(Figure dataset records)
_ _ _ _ _

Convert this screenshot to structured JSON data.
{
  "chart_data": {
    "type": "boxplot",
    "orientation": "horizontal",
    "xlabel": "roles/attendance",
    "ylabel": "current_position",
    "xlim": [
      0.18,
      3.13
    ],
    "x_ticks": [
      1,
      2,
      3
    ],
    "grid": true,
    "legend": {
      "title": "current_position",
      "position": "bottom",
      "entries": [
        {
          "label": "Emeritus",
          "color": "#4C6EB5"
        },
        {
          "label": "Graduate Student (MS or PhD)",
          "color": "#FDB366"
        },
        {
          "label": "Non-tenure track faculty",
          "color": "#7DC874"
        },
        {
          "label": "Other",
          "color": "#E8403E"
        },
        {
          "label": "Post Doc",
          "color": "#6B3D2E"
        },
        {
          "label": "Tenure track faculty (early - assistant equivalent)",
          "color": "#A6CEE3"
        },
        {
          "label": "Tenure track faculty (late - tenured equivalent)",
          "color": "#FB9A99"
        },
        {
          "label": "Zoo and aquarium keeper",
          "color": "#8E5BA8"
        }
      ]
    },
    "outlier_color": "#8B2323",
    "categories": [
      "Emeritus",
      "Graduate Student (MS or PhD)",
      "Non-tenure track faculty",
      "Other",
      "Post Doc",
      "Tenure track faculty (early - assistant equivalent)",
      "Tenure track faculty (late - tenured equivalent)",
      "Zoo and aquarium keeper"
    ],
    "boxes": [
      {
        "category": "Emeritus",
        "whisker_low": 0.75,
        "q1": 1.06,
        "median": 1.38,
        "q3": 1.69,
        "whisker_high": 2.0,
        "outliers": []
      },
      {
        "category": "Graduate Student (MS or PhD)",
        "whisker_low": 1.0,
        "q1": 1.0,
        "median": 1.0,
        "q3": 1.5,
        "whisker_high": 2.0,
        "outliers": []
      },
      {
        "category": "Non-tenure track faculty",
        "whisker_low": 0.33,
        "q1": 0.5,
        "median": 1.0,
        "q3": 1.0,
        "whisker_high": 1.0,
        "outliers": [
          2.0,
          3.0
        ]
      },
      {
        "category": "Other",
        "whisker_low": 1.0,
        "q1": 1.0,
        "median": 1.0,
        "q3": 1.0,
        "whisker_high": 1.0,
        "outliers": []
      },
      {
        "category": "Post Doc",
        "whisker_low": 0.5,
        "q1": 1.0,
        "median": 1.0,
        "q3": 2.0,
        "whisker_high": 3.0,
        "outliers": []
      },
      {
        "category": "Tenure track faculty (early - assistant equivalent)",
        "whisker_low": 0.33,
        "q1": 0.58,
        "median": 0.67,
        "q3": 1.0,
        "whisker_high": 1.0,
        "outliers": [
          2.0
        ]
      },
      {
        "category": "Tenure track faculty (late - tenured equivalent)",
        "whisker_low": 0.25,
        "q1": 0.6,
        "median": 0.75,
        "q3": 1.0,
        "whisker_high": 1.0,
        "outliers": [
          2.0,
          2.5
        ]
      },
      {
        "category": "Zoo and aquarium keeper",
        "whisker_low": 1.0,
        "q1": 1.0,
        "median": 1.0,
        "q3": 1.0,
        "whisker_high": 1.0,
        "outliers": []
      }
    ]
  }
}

_ _ _ _ _

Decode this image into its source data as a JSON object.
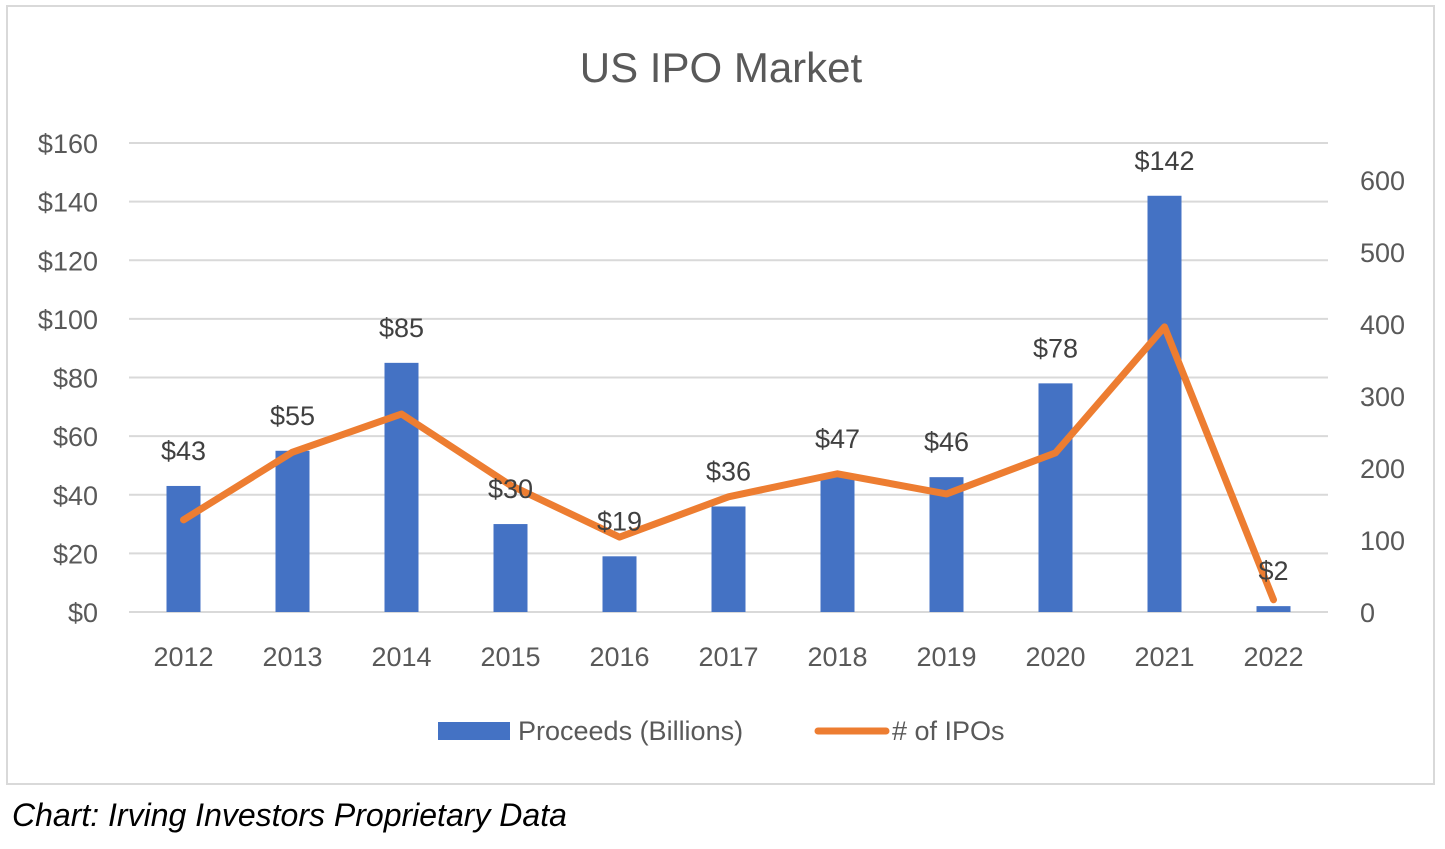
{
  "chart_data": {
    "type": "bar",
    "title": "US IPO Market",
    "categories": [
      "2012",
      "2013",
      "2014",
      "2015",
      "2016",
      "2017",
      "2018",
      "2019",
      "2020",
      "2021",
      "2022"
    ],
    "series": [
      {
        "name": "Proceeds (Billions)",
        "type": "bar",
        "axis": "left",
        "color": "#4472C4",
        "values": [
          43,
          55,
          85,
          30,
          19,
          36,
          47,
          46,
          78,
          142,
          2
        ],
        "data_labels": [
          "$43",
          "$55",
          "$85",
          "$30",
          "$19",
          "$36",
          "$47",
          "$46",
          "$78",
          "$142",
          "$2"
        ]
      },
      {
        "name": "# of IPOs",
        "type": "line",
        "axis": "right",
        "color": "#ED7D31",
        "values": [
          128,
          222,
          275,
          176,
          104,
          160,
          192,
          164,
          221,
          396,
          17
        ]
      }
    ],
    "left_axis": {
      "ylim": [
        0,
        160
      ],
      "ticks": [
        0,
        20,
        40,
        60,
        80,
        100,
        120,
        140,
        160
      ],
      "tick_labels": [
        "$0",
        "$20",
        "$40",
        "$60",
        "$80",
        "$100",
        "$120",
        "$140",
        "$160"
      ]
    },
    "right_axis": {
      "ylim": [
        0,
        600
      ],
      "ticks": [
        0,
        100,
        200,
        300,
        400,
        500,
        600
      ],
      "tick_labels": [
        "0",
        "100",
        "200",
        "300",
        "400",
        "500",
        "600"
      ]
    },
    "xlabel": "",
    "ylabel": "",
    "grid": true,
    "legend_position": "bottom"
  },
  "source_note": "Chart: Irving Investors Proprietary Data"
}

_ _ _ _ _

### WHAT IS ASKED
Choose all lines containing the string "JSON" and copy them out.

### IN RESPONSE
Convert this screenshot to structured JSON data.
Decode this image into its source data as a JSON object.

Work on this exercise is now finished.